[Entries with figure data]
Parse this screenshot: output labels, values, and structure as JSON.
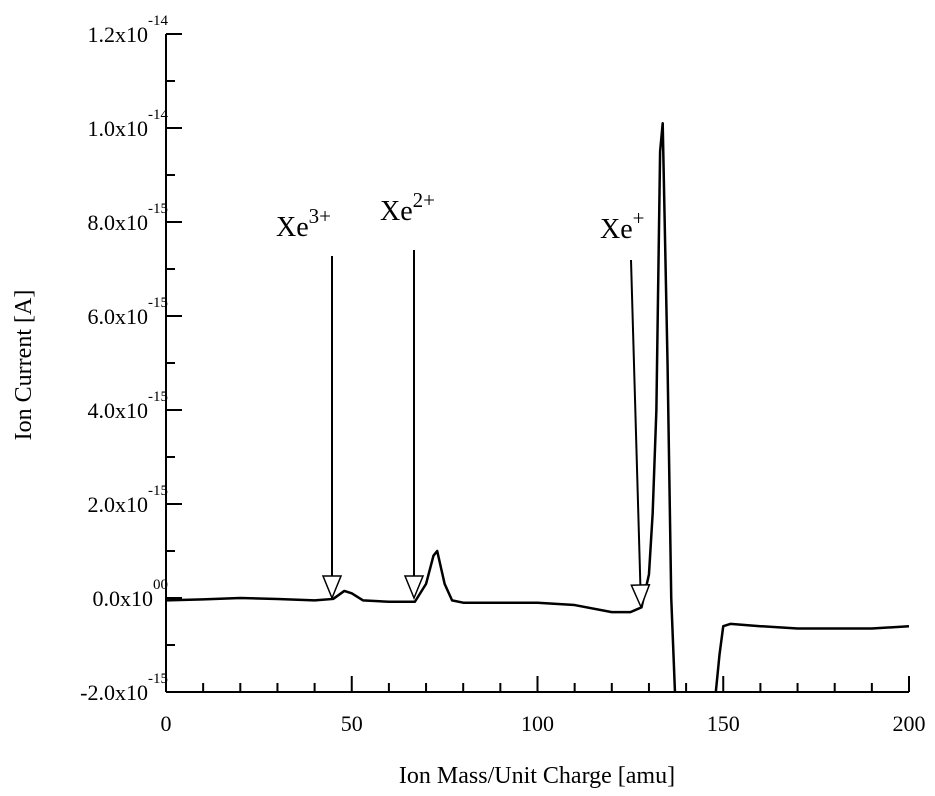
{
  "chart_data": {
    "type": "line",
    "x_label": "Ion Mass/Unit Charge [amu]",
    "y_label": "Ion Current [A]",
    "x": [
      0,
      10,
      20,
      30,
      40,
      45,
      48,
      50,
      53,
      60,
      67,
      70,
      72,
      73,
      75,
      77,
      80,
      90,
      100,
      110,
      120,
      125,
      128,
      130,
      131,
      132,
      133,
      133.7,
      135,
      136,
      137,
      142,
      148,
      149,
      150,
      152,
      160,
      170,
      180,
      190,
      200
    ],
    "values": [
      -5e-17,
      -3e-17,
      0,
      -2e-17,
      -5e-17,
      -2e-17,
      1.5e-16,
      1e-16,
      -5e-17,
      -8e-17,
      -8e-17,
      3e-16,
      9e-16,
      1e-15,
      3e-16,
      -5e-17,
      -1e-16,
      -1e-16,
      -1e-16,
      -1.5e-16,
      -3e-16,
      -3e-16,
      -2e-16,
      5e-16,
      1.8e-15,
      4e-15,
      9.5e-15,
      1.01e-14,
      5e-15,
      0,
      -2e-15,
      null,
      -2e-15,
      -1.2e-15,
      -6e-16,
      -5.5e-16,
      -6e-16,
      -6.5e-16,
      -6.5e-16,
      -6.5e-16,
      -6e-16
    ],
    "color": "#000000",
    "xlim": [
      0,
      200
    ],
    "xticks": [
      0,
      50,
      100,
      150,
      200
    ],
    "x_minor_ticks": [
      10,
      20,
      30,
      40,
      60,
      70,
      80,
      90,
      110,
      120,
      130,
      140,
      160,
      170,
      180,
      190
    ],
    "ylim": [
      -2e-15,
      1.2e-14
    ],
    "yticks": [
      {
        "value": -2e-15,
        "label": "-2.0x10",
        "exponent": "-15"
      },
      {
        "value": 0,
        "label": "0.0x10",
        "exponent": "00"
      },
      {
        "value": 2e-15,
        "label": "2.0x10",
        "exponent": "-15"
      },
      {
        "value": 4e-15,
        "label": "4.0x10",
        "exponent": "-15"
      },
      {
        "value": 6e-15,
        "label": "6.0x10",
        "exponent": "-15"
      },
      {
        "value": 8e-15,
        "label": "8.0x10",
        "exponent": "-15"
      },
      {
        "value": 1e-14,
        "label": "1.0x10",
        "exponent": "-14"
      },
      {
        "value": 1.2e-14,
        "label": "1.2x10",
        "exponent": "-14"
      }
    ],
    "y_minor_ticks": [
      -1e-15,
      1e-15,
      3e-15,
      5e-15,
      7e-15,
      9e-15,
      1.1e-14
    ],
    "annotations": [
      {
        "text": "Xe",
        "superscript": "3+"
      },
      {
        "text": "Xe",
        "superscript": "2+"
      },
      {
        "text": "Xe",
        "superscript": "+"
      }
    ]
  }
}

_What is being asked:_ Gather up every line in the data above that contains the word "superscript", copying each one.

_Exercise result:_
        "superscript": "3+"
        "superscript": "2+"
        "superscript": "+"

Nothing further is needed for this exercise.